GOAL
Omit all images. Transcribe the rest of the material below exactly.

++++++++

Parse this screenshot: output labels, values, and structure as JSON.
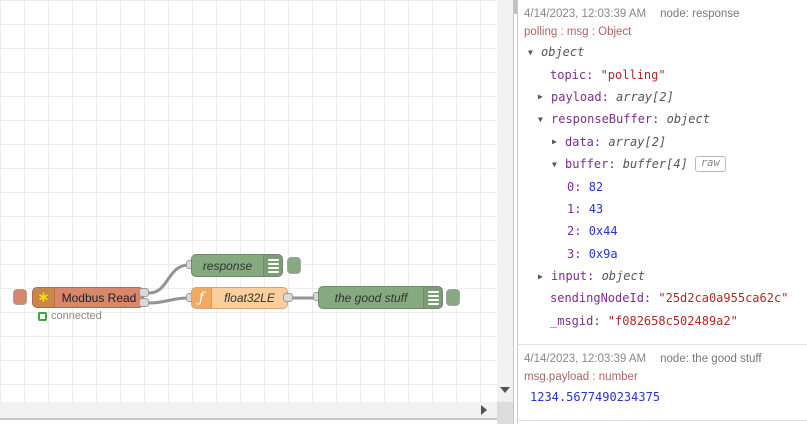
{
  "colors": {
    "modbus_node": "#d8876b",
    "debug_node": "#87a980",
    "function_node": "#fbcf9d",
    "wire": "#949494",
    "key": "#792e90",
    "string_value": "#b22828",
    "number_value": "#2435d4",
    "meta_value": "#555555",
    "msg_meta": "#aa6666",
    "status_ok": "#3fa33f"
  },
  "canvas": {
    "nodes": [
      {
        "label": "Modbus Read",
        "type": "modbus-read",
        "icon": "modbus-flower-icon"
      },
      {
        "label": "response",
        "type": "debug",
        "icon": "debug-bars-icon"
      },
      {
        "label": "float32LE",
        "type": "function",
        "icon": "function-f-icon"
      },
      {
        "label": "the good stuff",
        "type": "debug",
        "icon": "debug-bars-icon"
      }
    ],
    "status": {
      "label": "connected"
    },
    "modbus_icon_glyph": "✱",
    "function_icon_glyph": "ƒ"
  },
  "debug": {
    "messages": [
      {
        "timestamp": "4/14/2023, 12:03:39 AM",
        "source": "node: response",
        "meta": "polling : msg : Object",
        "rows": [
          {
            "indent": 4,
            "arrow": "down",
            "meta": "object"
          },
          {
            "indent": 26,
            "arrow": "none",
            "key": "topic",
            "value": "\"polling\"",
            "vtype": "string"
          },
          {
            "indent": 14,
            "arrow": "right",
            "key": "payload",
            "value": "array[2]",
            "vtype": "meta"
          },
          {
            "indent": 14,
            "arrow": "down",
            "key": "responseBuffer",
            "value": "object",
            "vtype": "meta"
          },
          {
            "indent": 28,
            "arrow": "right",
            "key": "data",
            "value": "array[2]",
            "vtype": "meta"
          },
          {
            "indent": 28,
            "arrow": "down",
            "key": "buffer",
            "value": "buffer[4]",
            "vtype": "meta",
            "raw": "raw"
          },
          {
            "indent": 43,
            "arrow": "none",
            "key": "0",
            "value": "82",
            "vtype": "number"
          },
          {
            "indent": 43,
            "arrow": "none",
            "key": "1",
            "value": "43",
            "vtype": "number"
          },
          {
            "indent": 43,
            "arrow": "none",
            "key": "2",
            "value": "0x44",
            "vtype": "number"
          },
          {
            "indent": 43,
            "arrow": "none",
            "key": "3",
            "value": "0x9a",
            "vtype": "number"
          },
          {
            "indent": 14,
            "arrow": "right",
            "key": "input",
            "value": "object",
            "vtype": "meta"
          },
          {
            "indent": 26,
            "arrow": "none",
            "key": "sendingNodeId",
            "value": "\"25d2ca0a955ca62c\"",
            "vtype": "string"
          },
          {
            "indent": 26,
            "arrow": "none",
            "key": "_msgid",
            "value": "\"f082658c502489a2\"",
            "vtype": "string"
          }
        ]
      },
      {
        "timestamp": "4/14/2023, 12:03:39 AM",
        "source": "node: the good stuff",
        "meta": "msg.payload : number",
        "rows": [
          {
            "indent": 6,
            "arrow": "none",
            "value": "1234.5677490234375",
            "vtype": "number"
          }
        ]
      }
    ]
  }
}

++++++++

RIGHT ANSWER
Parse this screenshot: output labels, values, and structure as JSON.
{
  "colors": {
    "modbus_node": "#d8876b",
    "debug_node": "#87a980",
    "function_node": "#fbcf9d",
    "wire": "#949494",
    "key": "#792e90",
    "string_value": "#b22828",
    "number_value": "#2435d4",
    "meta_value": "#555555",
    "msg_meta": "#aa6666",
    "status_ok": "#3fa33f"
  },
  "canvas": {
    "nodes": [
      {
        "label": "Modbus Read",
        "type": "modbus-read",
        "icon": "modbus-flower-icon"
      },
      {
        "label": "response",
        "type": "debug",
        "icon": "debug-bars-icon"
      },
      {
        "label": "float32LE",
        "type": "function",
        "icon": "function-f-icon"
      },
      {
        "label": "the good stuff",
        "type": "debug",
        "icon": "debug-bars-icon"
      }
    ],
    "status": {
      "label": "connected"
    },
    "modbus_icon_glyph": "✱",
    "function_icon_glyph": "ƒ"
  },
  "debug": {
    "messages": [
      {
        "timestamp": "4/14/2023, 12:03:39 AM",
        "source": "node: response",
        "meta": "polling : msg : Object",
        "rows": [
          {
            "indent": 4,
            "arrow": "down",
            "meta": "object"
          },
          {
            "indent": 26,
            "arrow": "none",
            "key": "topic",
            "value": "\"polling\"",
            "vtype": "string"
          },
          {
            "indent": 14,
            "arrow": "right",
            "key": "payload",
            "value": "array[2]",
            "vtype": "meta"
          },
          {
            "indent": 14,
            "arrow": "down",
            "key": "responseBuffer",
            "value": "object",
            "vtype": "meta"
          },
          {
            "indent": 28,
            "arrow": "right",
            "key": "data",
            "value": "array[2]",
            "vtype": "meta"
          },
          {
            "indent": 28,
            "arrow": "down",
            "key": "buffer",
            "value": "buffer[4]",
            "vtype": "meta",
            "raw": "raw"
          },
          {
            "indent": 43,
            "arrow": "none",
            "key": "0",
            "value": "82",
            "vtype": "number"
          },
          {
            "indent": 43,
            "arrow": "none",
            "key": "1",
            "value": "43",
            "vtype": "number"
          },
          {
            "indent": 43,
            "arrow": "none",
            "key": "2",
            "value": "0x44",
            "vtype": "number"
          },
          {
            "indent": 43,
            "arrow": "none",
            "key": "3",
            "value": "0x9a",
            "vtype": "number"
          },
          {
            "indent": 14,
            "arrow": "right",
            "key": "input",
            "value": "object",
            "vtype": "meta"
          },
          {
            "indent": 26,
            "arrow": "none",
            "key": "sendingNodeId",
            "value": "\"25d2ca0a955ca62c\"",
            "vtype": "string"
          },
          {
            "indent": 26,
            "arrow": "none",
            "key": "_msgid",
            "value": "\"f082658c502489a2\"",
            "vtype": "string"
          }
        ]
      },
      {
        "timestamp": "4/14/2023, 12:03:39 AM",
        "source": "node: the good stuff",
        "meta": "msg.payload : number",
        "rows": [
          {
            "indent": 6,
            "arrow": "none",
            "value": "1234.5677490234375",
            "vtype": "number"
          }
        ]
      }
    ]
  }
}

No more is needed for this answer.